# What needs to be done
Render the following material again verbatim, leaving nothing out.

# Dataset
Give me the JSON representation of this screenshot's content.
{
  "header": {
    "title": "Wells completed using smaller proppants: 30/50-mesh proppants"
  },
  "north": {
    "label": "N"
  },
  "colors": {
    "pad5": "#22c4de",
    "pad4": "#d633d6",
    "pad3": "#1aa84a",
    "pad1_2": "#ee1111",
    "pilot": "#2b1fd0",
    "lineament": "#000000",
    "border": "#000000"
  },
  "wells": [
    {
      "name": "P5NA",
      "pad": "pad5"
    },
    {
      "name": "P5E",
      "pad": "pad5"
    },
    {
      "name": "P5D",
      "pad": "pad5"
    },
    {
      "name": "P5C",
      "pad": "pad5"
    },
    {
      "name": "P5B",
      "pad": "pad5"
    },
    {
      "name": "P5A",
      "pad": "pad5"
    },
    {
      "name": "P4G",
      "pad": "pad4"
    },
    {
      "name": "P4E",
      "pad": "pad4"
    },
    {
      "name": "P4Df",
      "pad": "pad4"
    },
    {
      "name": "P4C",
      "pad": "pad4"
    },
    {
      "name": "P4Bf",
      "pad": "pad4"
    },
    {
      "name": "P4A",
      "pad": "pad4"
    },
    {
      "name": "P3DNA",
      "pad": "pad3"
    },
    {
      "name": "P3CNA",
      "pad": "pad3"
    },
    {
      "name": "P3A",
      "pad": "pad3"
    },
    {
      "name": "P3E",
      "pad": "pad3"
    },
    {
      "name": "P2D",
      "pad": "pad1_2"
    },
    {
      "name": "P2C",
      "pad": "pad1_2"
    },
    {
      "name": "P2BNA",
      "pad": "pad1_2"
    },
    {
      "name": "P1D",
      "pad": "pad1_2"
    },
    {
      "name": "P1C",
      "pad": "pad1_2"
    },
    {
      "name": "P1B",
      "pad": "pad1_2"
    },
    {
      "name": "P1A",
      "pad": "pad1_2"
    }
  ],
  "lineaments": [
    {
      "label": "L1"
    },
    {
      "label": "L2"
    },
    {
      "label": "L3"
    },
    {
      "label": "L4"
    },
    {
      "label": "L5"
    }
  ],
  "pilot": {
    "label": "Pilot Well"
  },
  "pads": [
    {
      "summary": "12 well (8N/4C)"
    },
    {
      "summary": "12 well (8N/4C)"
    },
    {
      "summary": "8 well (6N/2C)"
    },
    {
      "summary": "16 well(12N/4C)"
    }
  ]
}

# Finished answer
Give me the JSON representation of this screenshot's content.
{
  "header": {
    "title": "Wells completed using smaller proppants: 30/50-mesh proppants"
  },
  "north": {
    "label": "N"
  },
  "colors": {
    "pad5": "#22c4de",
    "pad4": "#d633d6",
    "pad3": "#1aa84a",
    "pad1_2": "#ee1111",
    "pilot": "#2b1fd0",
    "lineament": "#000000",
    "border": "#000000"
  },
  "wells": [
    {
      "name": "P5NA",
      "pad": "pad5"
    },
    {
      "name": "P5E",
      "pad": "pad5"
    },
    {
      "name": "P5D",
      "pad": "pad5"
    },
    {
      "name": "P5C",
      "pad": "pad5"
    },
    {
      "name": "P5B",
      "pad": "pad5"
    },
    {
      "name": "P5A",
      "pad": "pad5"
    },
    {
      "name": "P4G",
      "pad": "pad4"
    },
    {
      "name": "P4E",
      "pad": "pad4"
    },
    {
      "name": "P4Df",
      "pad": "pad4"
    },
    {
      "name": "P4C",
      "pad": "pad4"
    },
    {
      "name": "P4Bf",
      "pad": "pad4"
    },
    {
      "name": "P4A",
      "pad": "pad4"
    },
    {
      "name": "P3DNA",
      "pad": "pad3"
    },
    {
      "name": "P3CNA",
      "pad": "pad3"
    },
    {
      "name": "P3A",
      "pad": "pad3"
    },
    {
      "name": "P3E",
      "pad": "pad3"
    },
    {
      "name": "P2D",
      "pad": "pad1_2"
    },
    {
      "name": "P2C",
      "pad": "pad1_2"
    },
    {
      "name": "P2BNA",
      "pad": "pad1_2"
    },
    {
      "name": "P1D",
      "pad": "pad1_2"
    },
    {
      "name": "P1C",
      "pad": "pad1_2"
    },
    {
      "name": "P1B",
      "pad": "pad1_2"
    },
    {
      "name": "P1A",
      "pad": "pad1_2"
    }
  ],
  "lineaments": [
    {
      "label": "L1"
    },
    {
      "label": "L2"
    },
    {
      "label": "L3"
    },
    {
      "label": "L4"
    },
    {
      "label": "L5"
    }
  ],
  "pilot": {
    "label": "Pilot Well"
  },
  "pads": [
    {
      "summary": "12 well (8N/4C)"
    },
    {
      "summary": "12 well (8N/4C)"
    },
    {
      "summary": "8 well (6N/2C)"
    },
    {
      "summary": "16 well(12N/4C)"
    }
  ]
}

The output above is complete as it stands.